◆ EXERCISE DIRECTIONS ◆
According to the excerpt on iris-claw lens fixation, what advantage may retropupillary fixation of the aphakic iris-claw IOL have?

** Opening EXCERPT PROVIDED block **

Aphakic Intraocular Lens Fixation with the Iris-claw Lens (Artisan lens; Ophtec, Groningen, the Netherlands)
(A) The intraocular lens (IOL) is already flipped with its anterior surface facing back toward the iris. The IOL length and the large limbus diameter are different. (B) The first haptic is slipped through the pupil, under the iris, and tilted so that the claw haptic raises the iris. A small amount of tissue is pressed back on the claw using a spatula to introduce it through the gap of the haptic. (C) and (D) The same procedure is performed with the second haptic. (Photos are kindly provided by Dr. Virgilio Galvis).
We believe that this type of lens, as suggested by other authors (17, 26, 27, 33) is an excellent alternative for patients with cataracts and anterior megalophthalmos because it eliminates the difficulties associated with instability of a lens in the bag or in the anterior chamber; and difficulties related to suturing it to the iris, anterior capsule or sclera, or performing techniques that are more demanding and have the risk of long-term instability. In addition, the retropupillary fixation of the aphakic iris-claw IOL may have the advantage of decreasing the risk of long-term endothelial cell loss.

** Closing EXCERPT PROVIDED block **
** Opening SUPPLIED INFORMATION block **

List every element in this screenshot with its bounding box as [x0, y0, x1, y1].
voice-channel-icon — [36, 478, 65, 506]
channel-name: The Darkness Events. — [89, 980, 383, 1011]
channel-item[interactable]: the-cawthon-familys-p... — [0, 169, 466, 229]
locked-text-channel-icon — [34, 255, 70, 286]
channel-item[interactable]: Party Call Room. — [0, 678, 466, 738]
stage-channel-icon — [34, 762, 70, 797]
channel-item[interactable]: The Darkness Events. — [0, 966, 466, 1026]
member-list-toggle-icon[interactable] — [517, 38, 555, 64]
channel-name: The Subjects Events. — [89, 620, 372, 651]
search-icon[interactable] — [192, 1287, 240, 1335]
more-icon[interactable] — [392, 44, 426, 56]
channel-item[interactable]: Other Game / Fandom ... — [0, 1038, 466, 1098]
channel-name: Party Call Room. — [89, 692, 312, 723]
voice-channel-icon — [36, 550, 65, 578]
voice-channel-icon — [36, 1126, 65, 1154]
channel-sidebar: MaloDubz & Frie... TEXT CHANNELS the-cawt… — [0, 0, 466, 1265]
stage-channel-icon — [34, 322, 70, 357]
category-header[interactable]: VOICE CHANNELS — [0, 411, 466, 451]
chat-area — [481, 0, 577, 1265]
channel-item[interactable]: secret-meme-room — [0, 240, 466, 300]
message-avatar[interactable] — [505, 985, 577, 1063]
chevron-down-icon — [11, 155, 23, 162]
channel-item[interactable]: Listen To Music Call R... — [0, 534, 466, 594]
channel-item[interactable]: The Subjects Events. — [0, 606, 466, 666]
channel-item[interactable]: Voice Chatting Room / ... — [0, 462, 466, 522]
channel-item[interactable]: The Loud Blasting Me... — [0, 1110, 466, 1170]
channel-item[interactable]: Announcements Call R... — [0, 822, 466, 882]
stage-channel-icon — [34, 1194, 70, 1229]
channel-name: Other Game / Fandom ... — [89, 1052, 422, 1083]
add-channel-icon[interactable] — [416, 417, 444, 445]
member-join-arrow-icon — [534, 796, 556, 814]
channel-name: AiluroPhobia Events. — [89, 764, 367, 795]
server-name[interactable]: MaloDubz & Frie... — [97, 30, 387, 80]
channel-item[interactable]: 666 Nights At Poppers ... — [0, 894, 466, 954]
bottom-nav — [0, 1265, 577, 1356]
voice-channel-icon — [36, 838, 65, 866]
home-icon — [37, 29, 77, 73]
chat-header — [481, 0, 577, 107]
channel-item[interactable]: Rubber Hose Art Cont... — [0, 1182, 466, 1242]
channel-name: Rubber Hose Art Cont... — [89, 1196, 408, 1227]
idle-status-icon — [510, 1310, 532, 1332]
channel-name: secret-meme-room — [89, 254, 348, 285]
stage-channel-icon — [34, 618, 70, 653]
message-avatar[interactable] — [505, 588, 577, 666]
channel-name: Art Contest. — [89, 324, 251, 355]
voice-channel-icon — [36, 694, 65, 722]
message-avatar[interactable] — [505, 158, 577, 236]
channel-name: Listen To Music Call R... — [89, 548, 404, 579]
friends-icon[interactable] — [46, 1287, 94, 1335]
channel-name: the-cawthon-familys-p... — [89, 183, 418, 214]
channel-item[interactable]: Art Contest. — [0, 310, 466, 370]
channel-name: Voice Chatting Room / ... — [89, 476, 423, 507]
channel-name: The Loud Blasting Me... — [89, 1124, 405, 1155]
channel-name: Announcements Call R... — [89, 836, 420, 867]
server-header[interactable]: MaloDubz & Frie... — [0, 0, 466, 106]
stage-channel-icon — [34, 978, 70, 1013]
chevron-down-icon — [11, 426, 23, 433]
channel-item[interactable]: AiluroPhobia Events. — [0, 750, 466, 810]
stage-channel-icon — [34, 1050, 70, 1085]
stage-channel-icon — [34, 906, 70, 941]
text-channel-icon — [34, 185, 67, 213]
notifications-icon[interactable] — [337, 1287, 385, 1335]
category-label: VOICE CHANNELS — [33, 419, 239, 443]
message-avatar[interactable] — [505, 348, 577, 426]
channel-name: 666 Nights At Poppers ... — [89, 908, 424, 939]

** Closing SUPPLIED INFORMATION block **

◆ EXERCISE OUTPUT ◆
It may decrease the risk of long-term endothelial cell loss.